━━━ Provided data ━━━
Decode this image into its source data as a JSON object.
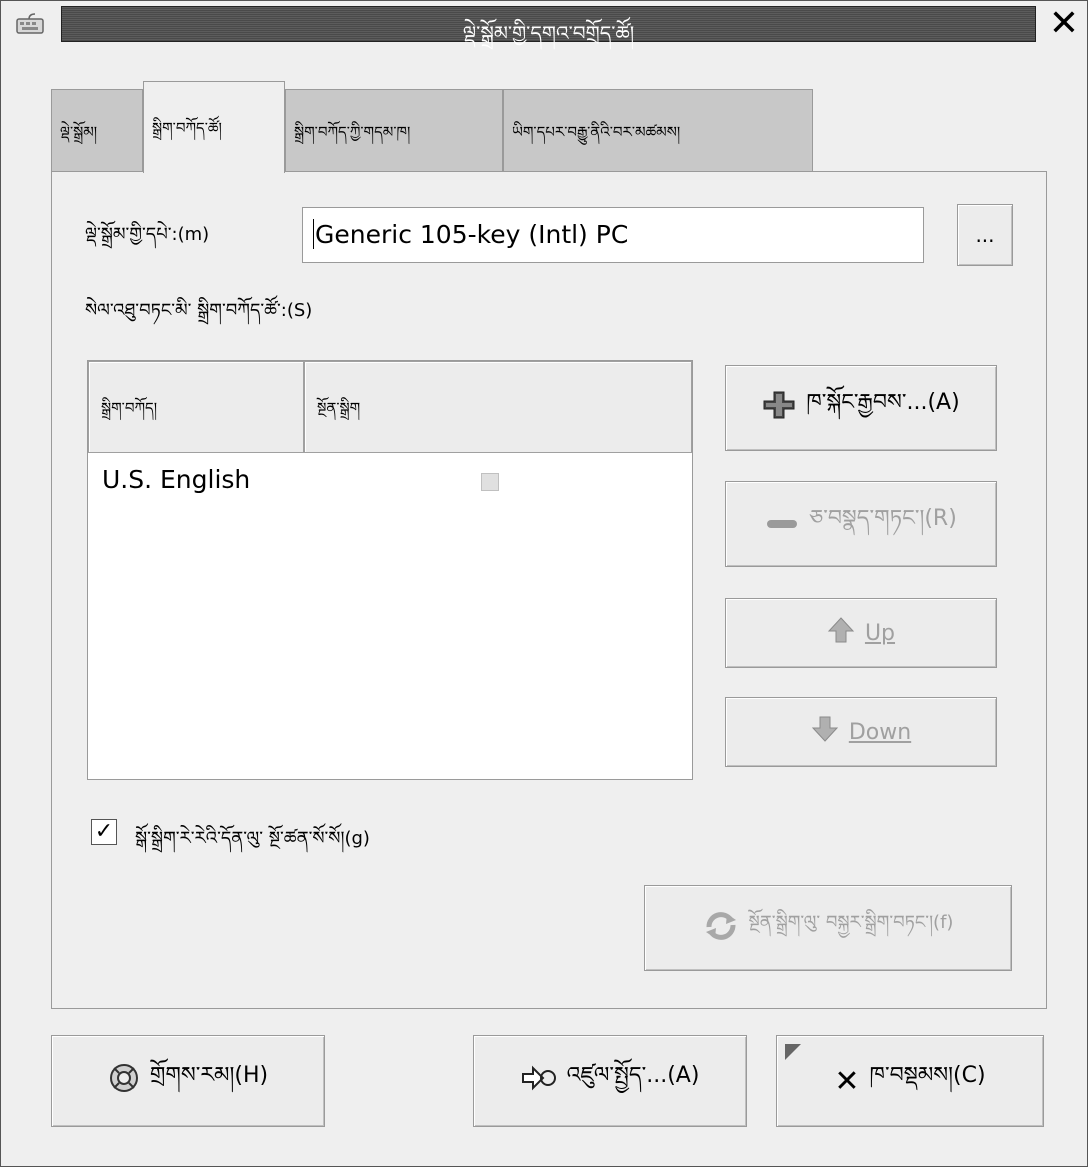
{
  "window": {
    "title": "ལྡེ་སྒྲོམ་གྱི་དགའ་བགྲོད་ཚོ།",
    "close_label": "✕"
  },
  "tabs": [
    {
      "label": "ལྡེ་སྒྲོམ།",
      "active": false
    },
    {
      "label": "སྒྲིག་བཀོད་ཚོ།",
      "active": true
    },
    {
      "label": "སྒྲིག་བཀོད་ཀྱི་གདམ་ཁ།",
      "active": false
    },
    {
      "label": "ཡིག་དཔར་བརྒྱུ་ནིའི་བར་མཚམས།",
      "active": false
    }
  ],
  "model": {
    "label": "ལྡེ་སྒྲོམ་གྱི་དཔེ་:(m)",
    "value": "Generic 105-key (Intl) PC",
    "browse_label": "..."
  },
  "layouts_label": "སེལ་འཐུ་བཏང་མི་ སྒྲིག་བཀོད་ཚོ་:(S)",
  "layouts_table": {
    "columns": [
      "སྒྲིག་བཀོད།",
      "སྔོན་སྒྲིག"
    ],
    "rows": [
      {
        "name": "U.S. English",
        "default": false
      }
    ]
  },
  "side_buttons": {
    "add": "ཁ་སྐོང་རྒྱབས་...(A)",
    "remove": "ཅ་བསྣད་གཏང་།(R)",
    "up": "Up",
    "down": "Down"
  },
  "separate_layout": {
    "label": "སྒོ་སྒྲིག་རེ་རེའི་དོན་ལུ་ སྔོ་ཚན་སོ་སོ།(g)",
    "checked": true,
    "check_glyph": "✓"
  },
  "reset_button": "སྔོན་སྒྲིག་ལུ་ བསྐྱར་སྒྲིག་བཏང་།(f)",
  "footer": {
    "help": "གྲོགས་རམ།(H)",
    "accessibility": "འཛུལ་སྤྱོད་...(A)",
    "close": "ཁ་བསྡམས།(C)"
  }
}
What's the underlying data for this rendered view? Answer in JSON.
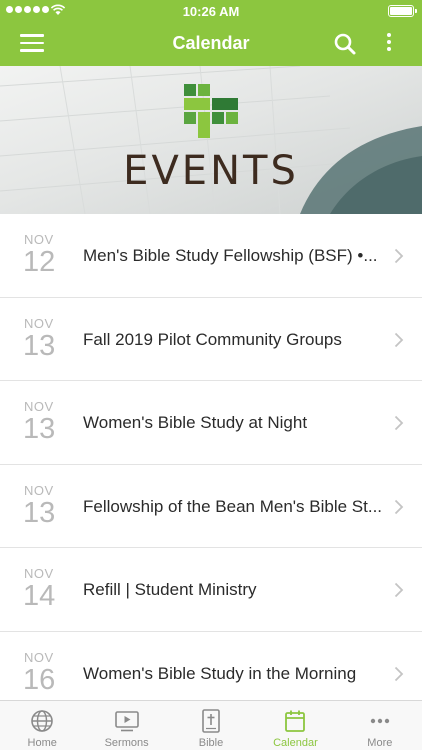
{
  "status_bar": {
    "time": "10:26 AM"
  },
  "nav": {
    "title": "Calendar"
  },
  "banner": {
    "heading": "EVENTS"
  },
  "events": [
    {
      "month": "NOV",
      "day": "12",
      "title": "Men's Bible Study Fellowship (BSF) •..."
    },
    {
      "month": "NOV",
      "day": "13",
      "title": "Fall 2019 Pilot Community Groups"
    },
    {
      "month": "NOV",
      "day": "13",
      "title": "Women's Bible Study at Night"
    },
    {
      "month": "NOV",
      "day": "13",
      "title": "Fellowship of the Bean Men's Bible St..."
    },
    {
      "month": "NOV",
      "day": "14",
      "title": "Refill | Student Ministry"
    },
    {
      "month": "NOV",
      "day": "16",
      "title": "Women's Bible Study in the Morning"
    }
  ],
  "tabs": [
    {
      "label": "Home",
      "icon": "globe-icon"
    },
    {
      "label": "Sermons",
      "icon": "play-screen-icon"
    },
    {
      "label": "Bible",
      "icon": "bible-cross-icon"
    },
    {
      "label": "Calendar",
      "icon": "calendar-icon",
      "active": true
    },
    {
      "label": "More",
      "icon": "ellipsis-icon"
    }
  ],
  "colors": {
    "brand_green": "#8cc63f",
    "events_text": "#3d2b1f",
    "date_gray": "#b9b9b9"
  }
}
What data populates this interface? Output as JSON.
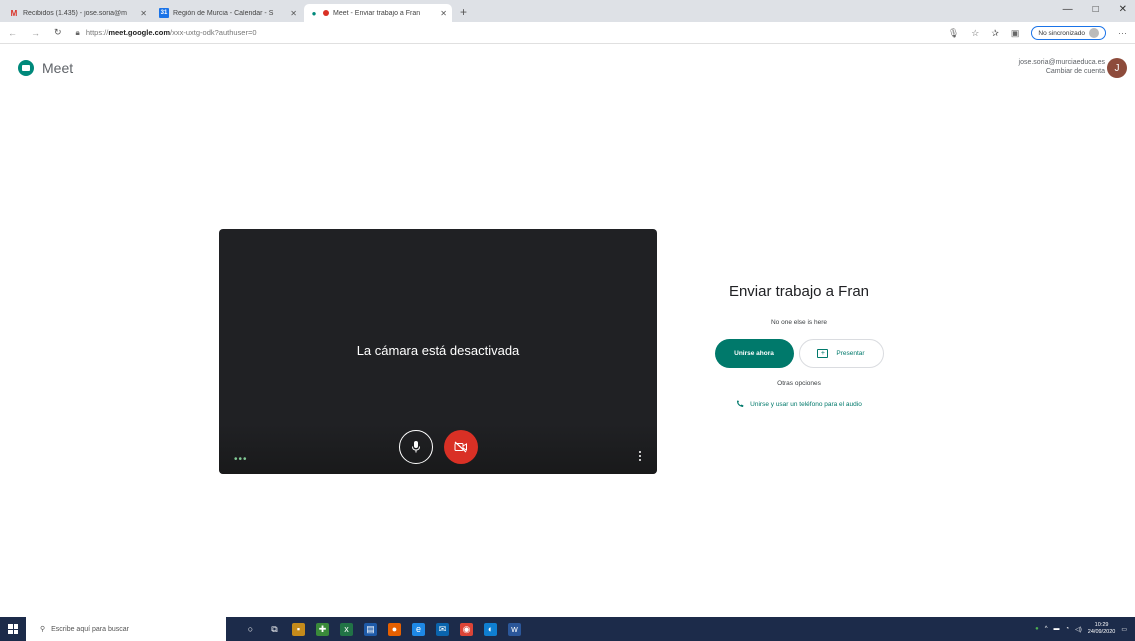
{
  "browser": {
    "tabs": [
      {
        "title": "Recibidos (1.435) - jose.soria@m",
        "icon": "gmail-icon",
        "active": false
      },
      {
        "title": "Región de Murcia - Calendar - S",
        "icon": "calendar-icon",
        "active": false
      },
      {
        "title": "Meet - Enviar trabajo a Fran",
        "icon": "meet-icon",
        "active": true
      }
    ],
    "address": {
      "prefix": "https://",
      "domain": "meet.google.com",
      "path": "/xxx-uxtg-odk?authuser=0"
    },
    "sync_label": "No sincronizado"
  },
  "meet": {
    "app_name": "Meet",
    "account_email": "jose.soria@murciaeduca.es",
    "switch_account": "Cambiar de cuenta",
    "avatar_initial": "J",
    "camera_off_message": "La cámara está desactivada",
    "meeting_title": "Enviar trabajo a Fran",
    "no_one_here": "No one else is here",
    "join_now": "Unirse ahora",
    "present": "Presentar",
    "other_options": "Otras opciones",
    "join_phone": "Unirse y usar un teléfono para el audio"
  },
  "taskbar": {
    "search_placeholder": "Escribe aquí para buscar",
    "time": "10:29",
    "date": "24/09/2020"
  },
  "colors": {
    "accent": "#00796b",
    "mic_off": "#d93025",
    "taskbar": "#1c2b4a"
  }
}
━━━
Required work:
Reproduce all of the data exactly, omitting each picture it holds.

Result of this task:
Decode this image into its source data as a JSON object.
{
  "window": {
    "title": "ལྡེ་སྒྲོམ་གྱི་དགའ་བགྲོད་ཚོ།",
    "close_label": "✕"
  },
  "tabs": [
    {
      "label": "ལྡེ་སྒྲོམ།",
      "active": false
    },
    {
      "label": "སྒྲིག་བཀོད་ཚོ།",
      "active": true
    },
    {
      "label": "སྒྲིག་བཀོད་ཀྱི་གདམ་ཁ།",
      "active": false
    },
    {
      "label": "ཡིག་དཔར་བརྒྱུ་ནིའི་བར་མཚམས།",
      "active": false
    }
  ],
  "model": {
    "label": "ལྡེ་སྒྲོམ་གྱི་དཔེ་:(m)",
    "value": "Generic 105-key (Intl) PC",
    "browse_label": "..."
  },
  "layouts_label": "སེལ་འཐུ་བཏང་མི་ སྒྲིག་བཀོད་ཚོ་:(S)",
  "layouts_table": {
    "columns": [
      "སྒྲིག་བཀོད།",
      "སྔོན་སྒྲིག"
    ],
    "rows": [
      {
        "name": "U.S. English",
        "default": false
      }
    ]
  },
  "side_buttons": {
    "add": "ཁ་སྐོང་རྒྱབས་...(A)",
    "remove": "ཅ་བསྣད་གཏང་།(R)",
    "up": "Up",
    "down": "Down"
  },
  "separate_layout": {
    "label": "སྒོ་སྒྲིག་རེ་རེའི་དོན་ལུ་ སྔོ་ཚན་སོ་སོ།(g)",
    "checked": true,
    "check_glyph": "✓"
  },
  "reset_button": "སྔོན་སྒྲིག་ལུ་ བསྐྱར་སྒྲིག་བཏང་།(f)",
  "footer": {
    "help": "གྲོགས་རམ།(H)",
    "accessibility": "འཛུལ་སྤྱོད་...(A)",
    "close": "ཁ་བསྡམས།(C)"
  }
}
What's the underlying data for this rendered view? Answer in JSON.
{
  "status_bar": {
    "time": "10:26 AM"
  },
  "nav": {
    "title": "Calendar"
  },
  "banner": {
    "heading": "EVENTS"
  },
  "events": [
    {
      "month": "NOV",
      "day": "12",
      "title": "Men's Bible Study Fellowship (BSF) •..."
    },
    {
      "month": "NOV",
      "day": "13",
      "title": "Fall 2019 Pilot Community Groups"
    },
    {
      "month": "NOV",
      "day": "13",
      "title": "Women's Bible Study at Night"
    },
    {
      "month": "NOV",
      "day": "13",
      "title": "Fellowship of the Bean Men's Bible St..."
    },
    {
      "month": "NOV",
      "day": "14",
      "title": "Refill | Student Ministry"
    },
    {
      "month": "NOV",
      "day": "16",
      "title": "Women's Bible Study in the Morning"
    }
  ],
  "tabs": [
    {
      "label": "Home",
      "icon": "globe-icon"
    },
    {
      "label": "Sermons",
      "icon": "play-screen-icon"
    },
    {
      "label": "Bible",
      "icon": "bible-cross-icon"
    },
    {
      "label": "Calendar",
      "icon": "calendar-icon",
      "active": true
    },
    {
      "label": "More",
      "icon": "ellipsis-icon"
    }
  ],
  "colors": {
    "brand_green": "#8cc63f",
    "events_text": "#3d2b1f",
    "date_gray": "#b9b9b9"
  }
}
What data populates this interface? Output as JSON.
{
  "browser": {
    "tabs": [
      {
        "title": "Recibidos (1.435) - jose.soria@m",
        "icon": "gmail-icon",
        "active": false
      },
      {
        "title": "Región de Murcia - Calendar - S",
        "icon": "calendar-icon",
        "active": false
      },
      {
        "title": "Meet - Enviar trabajo a Fran",
        "icon": "meet-icon",
        "active": true
      }
    ],
    "address": {
      "prefix": "https://",
      "domain": "meet.google.com",
      "path": "/xxx-uxtg-odk?authuser=0"
    },
    "sync_label": "No sincronizado"
  },
  "meet": {
    "app_name": "Meet",
    "account_email": "jose.soria@murciaeduca.es",
    "switch_account": "Cambiar de cuenta",
    "avatar_initial": "J",
    "camera_off_message": "La cámara está desactivada",
    "meeting_title": "Enviar trabajo a Fran",
    "no_one_here": "No one else is here",
    "join_now": "Unirse ahora",
    "present": "Presentar",
    "other_options": "Otras opciones",
    "join_phone": "Unirse y usar un teléfono para el audio"
  },
  "taskbar": {
    "search_placeholder": "Escribe aquí para buscar",
    "time": "10:29",
    "date": "24/09/2020"
  },
  "colors": {
    "accent": "#00796b",
    "mic_off": "#d93025",
    "taskbar": "#1c2b4a"
  }
}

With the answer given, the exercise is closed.